- [Written instruction] Transcribe all of the records word for word, but omit the pictures.

- [Data for the task]
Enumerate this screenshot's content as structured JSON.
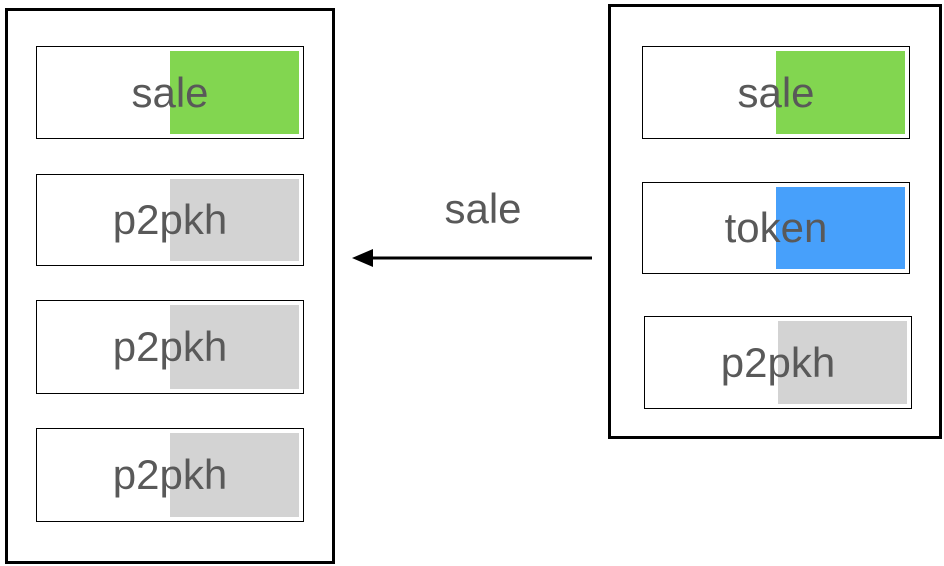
{
  "colors": {
    "sale": "#82d650",
    "token": "#47a0fb",
    "p2pkh": "#d3d3d3"
  },
  "left_stack": {
    "items": [
      {
        "label": "sale",
        "kind": "sale"
      },
      {
        "label": "p2pkh",
        "kind": "p2pkh"
      },
      {
        "label": "p2pkh",
        "kind": "p2pkh"
      },
      {
        "label": "p2pkh",
        "kind": "p2pkh"
      }
    ]
  },
  "right_stack": {
    "items": [
      {
        "label": "sale",
        "kind": "sale"
      },
      {
        "label": "token",
        "kind": "token"
      },
      {
        "label": "p2pkh",
        "kind": "p2pkh"
      }
    ]
  },
  "connector": {
    "label": "sale",
    "direction": "right-to-left"
  }
}
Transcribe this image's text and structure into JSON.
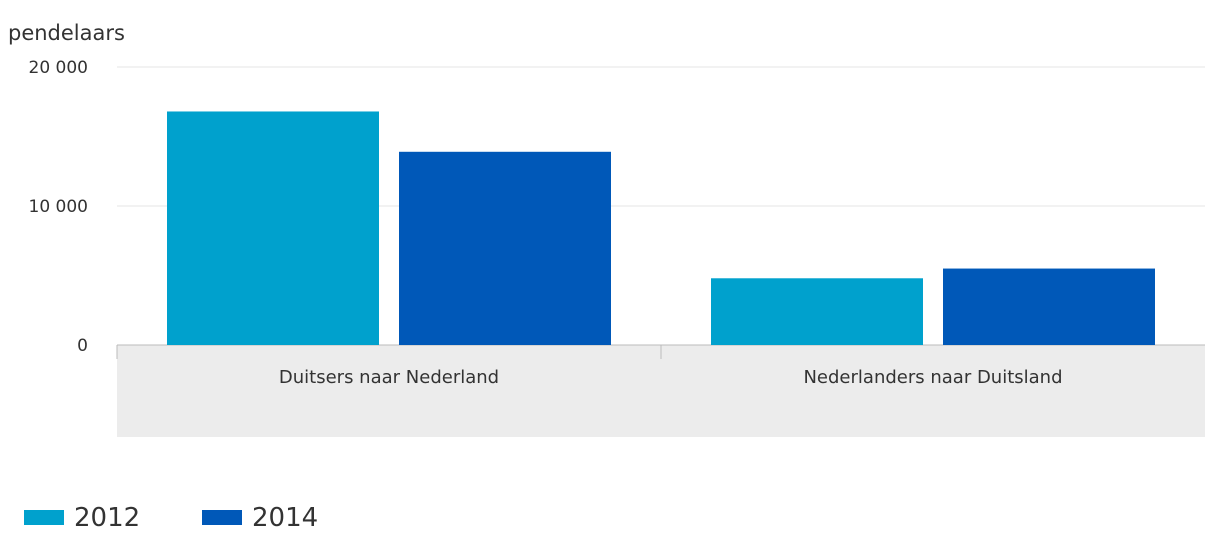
{
  "chart_data": {
    "type": "bar",
    "ylabel": "pendelaars",
    "categories": [
      "Duitsers naar Nederland",
      "Nederlanders naar Duitsland"
    ],
    "series": [
      {
        "name": "2012",
        "values": [
          16800,
          4800
        ],
        "color": "#00a1cd"
      },
      {
        "name": "2014",
        "values": [
          13900,
          5500
        ],
        "color": "#0058b8"
      }
    ],
    "ylim": [
      0,
      20000
    ],
    "yticks": [
      0,
      10000,
      20000
    ],
    "ytick_labels": [
      "0",
      "10 000",
      "20 000"
    ],
    "grid": true,
    "legend_position": "bottom-left"
  }
}
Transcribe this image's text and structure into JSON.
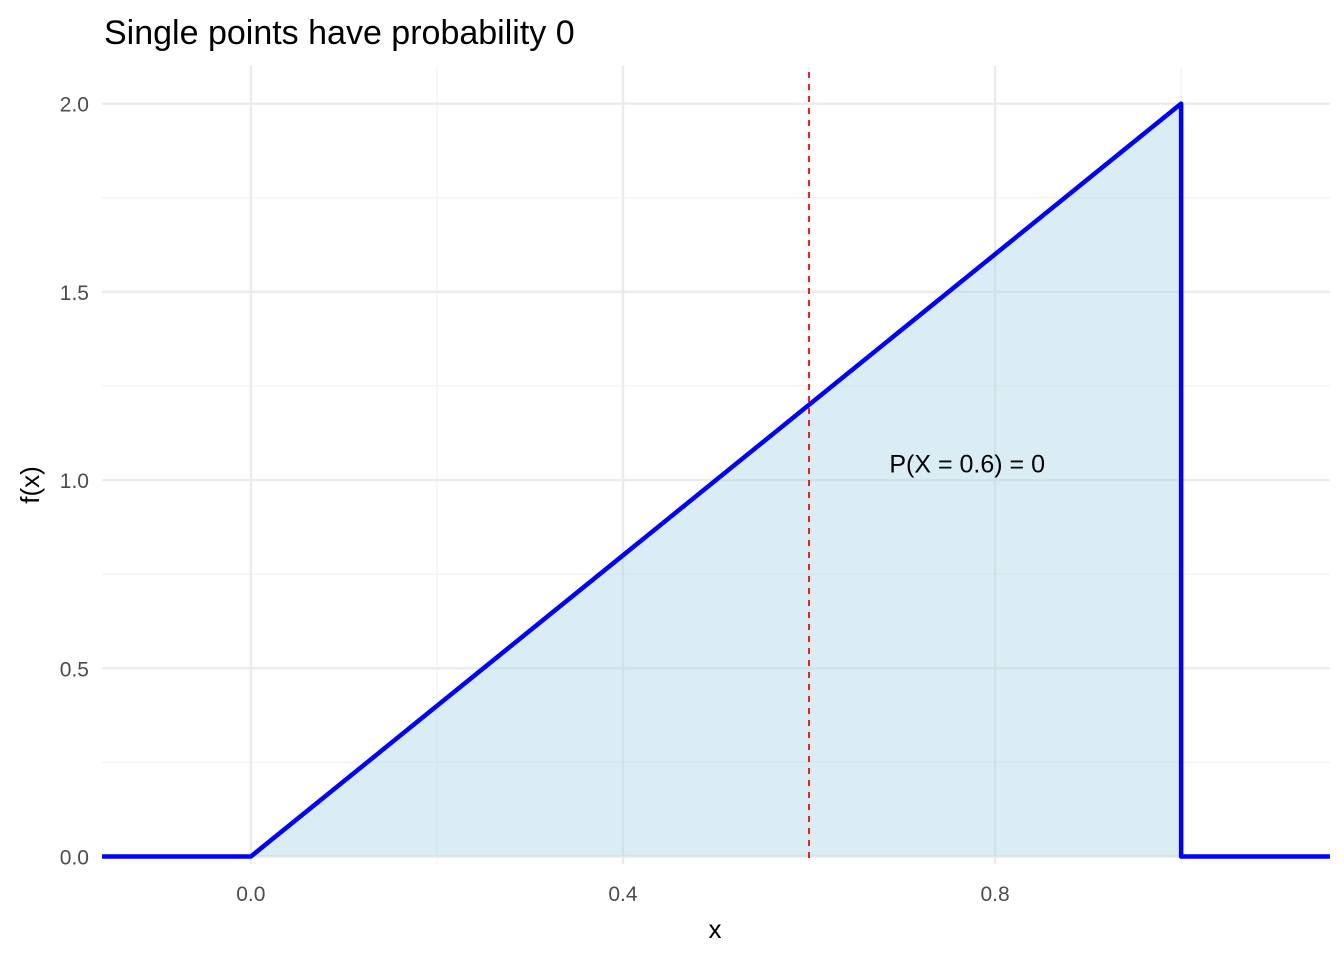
{
  "chart_data": {
    "type": "area",
    "title": "Single points have probability 0",
    "xlabel": "x",
    "ylabel": "f(x)",
    "xlim": [
      -0.16,
      1.16
    ],
    "ylim": [
      -0.02,
      2.1
    ],
    "x_ticks": [
      0.0,
      0.4,
      0.8
    ],
    "x_tick_labels": [
      "0.0",
      "0.4",
      "0.8"
    ],
    "x_minor_ticks": [
      0.2,
      0.6,
      1.0
    ],
    "y_ticks": [
      0.0,
      0.5,
      1.0,
      1.5,
      2.0
    ],
    "y_tick_labels": [
      "0.0",
      "0.5",
      "1.0",
      "1.5",
      "2.0"
    ],
    "y_minor_ticks": [
      0.25,
      0.75,
      1.25,
      1.75
    ],
    "grid": true,
    "series": [
      {
        "line_color": "#0000ff",
        "fill_color": "#add8e6",
        "points": [
          {
            "x": -0.16,
            "y": 0
          },
          {
            "x": 0.0,
            "y": 0
          },
          {
            "x": 1.0,
            "y": 2.0
          },
          {
            "x": 1.0,
            "y": 0
          },
          {
            "x": 1.16,
            "y": 0
          }
        ],
        "filled_interval": [
          0.0,
          1.0
        ]
      }
    ],
    "reference_line": {
      "x": 0.6,
      "color": "#ff0000",
      "style": "dashed"
    },
    "annotation": {
      "text": "P(X = 0.6) = 0",
      "x": 0.77,
      "y": 1.02
    }
  }
}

- [Exercise output]
Enumerate this screenshot's content as structured JSON.
{
  "colors": {
    "sale": "#82d650",
    "token": "#47a0fb",
    "p2pkh": "#d3d3d3"
  },
  "left_stack": {
    "items": [
      {
        "label": "sale",
        "kind": "sale"
      },
      {
        "label": "p2pkh",
        "kind": "p2pkh"
      },
      {
        "label": "p2pkh",
        "kind": "p2pkh"
      },
      {
        "label": "p2pkh",
        "kind": "p2pkh"
      }
    ]
  },
  "right_stack": {
    "items": [
      {
        "label": "sale",
        "kind": "sale"
      },
      {
        "label": "token",
        "kind": "token"
      },
      {
        "label": "p2pkh",
        "kind": "p2pkh"
      }
    ]
  },
  "connector": {
    "label": "sale",
    "direction": "right-to-left"
  }
}
Transcribe this image's text and structure into JSON.
{
  "chart_data": {
    "type": "bar",
    "ylabel": "pendelaars",
    "categories": [
      "Duitsers naar Nederland",
      "Nederlanders naar Duitsland"
    ],
    "series": [
      {
        "name": "2012",
        "values": [
          16800,
          4800
        ],
        "color": "#00a1cd"
      },
      {
        "name": "2014",
        "values": [
          13900,
          5500
        ],
        "color": "#0058b8"
      }
    ],
    "ylim": [
      0,
      20000
    ],
    "yticks": [
      0,
      10000,
      20000
    ],
    "ytick_labels": [
      "0",
      "10 000",
      "20 000"
    ],
    "grid": true,
    "legend_position": "bottom-left"
  }
}
Transcribe this image's text and structure into JSON.
{
  "chart_data": {
    "type": "area",
    "title": "Single points have probability 0",
    "xlabel": "x",
    "ylabel": "f(x)",
    "xlim": [
      -0.16,
      1.16
    ],
    "ylim": [
      -0.02,
      2.1
    ],
    "x_ticks": [
      0.0,
      0.4,
      0.8
    ],
    "x_tick_labels": [
      "0.0",
      "0.4",
      "0.8"
    ],
    "x_minor_ticks": [
      0.2,
      0.6,
      1.0
    ],
    "y_ticks": [
      0.0,
      0.5,
      1.0,
      1.5,
      2.0
    ],
    "y_tick_labels": [
      "0.0",
      "0.5",
      "1.0",
      "1.5",
      "2.0"
    ],
    "y_minor_ticks": [
      0.25,
      0.75,
      1.25,
      1.75
    ],
    "grid": true,
    "series": [
      {
        "line_color": "#0000ff",
        "fill_color": "#add8e6",
        "points": [
          {
            "x": -0.16,
            "y": 0
          },
          {
            "x": 0.0,
            "y": 0
          },
          {
            "x": 1.0,
            "y": 2.0
          },
          {
            "x": 1.0,
            "y": 0
          },
          {
            "x": 1.16,
            "y": 0
          }
        ],
        "filled_interval": [
          0.0,
          1.0
        ]
      }
    ],
    "reference_line": {
      "x": 0.6,
      "color": "#ff0000",
      "style": "dashed"
    },
    "annotation": {
      "text": "P(X = 0.6) = 0",
      "x": 0.77,
      "y": 1.02
    }
  }
}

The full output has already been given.